> Goal: Reproduce each record below exactly as written.

··· Rows ···

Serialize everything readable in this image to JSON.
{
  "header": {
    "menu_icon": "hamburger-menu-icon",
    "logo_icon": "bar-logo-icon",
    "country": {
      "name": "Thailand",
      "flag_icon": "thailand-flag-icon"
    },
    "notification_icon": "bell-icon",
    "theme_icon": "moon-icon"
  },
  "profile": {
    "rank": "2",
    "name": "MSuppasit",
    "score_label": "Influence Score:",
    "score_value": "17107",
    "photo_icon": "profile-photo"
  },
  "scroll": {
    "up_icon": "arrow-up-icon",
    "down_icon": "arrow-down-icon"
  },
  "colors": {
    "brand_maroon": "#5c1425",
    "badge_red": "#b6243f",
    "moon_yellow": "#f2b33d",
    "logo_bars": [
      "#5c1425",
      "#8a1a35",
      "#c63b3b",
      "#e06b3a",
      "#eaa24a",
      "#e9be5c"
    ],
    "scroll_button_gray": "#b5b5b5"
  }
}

···

> Finished answer:
Serialize everything readable in this image to JSON.
{
  "header": {
    "menu_icon": "hamburger-menu-icon",
    "logo_icon": "bar-logo-icon",
    "country": {
      "name": "Thailand",
      "flag_icon": "thailand-flag-icon"
    },
    "notification_icon": "bell-icon",
    "theme_icon": "moon-icon"
  },
  "profile": {
    "rank": "2",
    "name": "MSuppasit",
    "score_label": "Influence Score:",
    "score_value": "17107",
    "photo_icon": "profile-photo"
  },
  "scroll": {
    "up_icon": "arrow-up-icon",
    "down_icon": "arrow-down-icon"
  },
  "colors": {
    "brand_maroon": "#5c1425",
    "badge_red": "#b6243f",
    "moon_yellow": "#f2b33d",
    "logo_bars": [
      "#5c1425",
      "#8a1a35",
      "#c63b3b",
      "#e06b3a",
      "#eaa24a",
      "#e9be5c"
    ],
    "scroll_button_gray": "#b5b5b5"
  }
}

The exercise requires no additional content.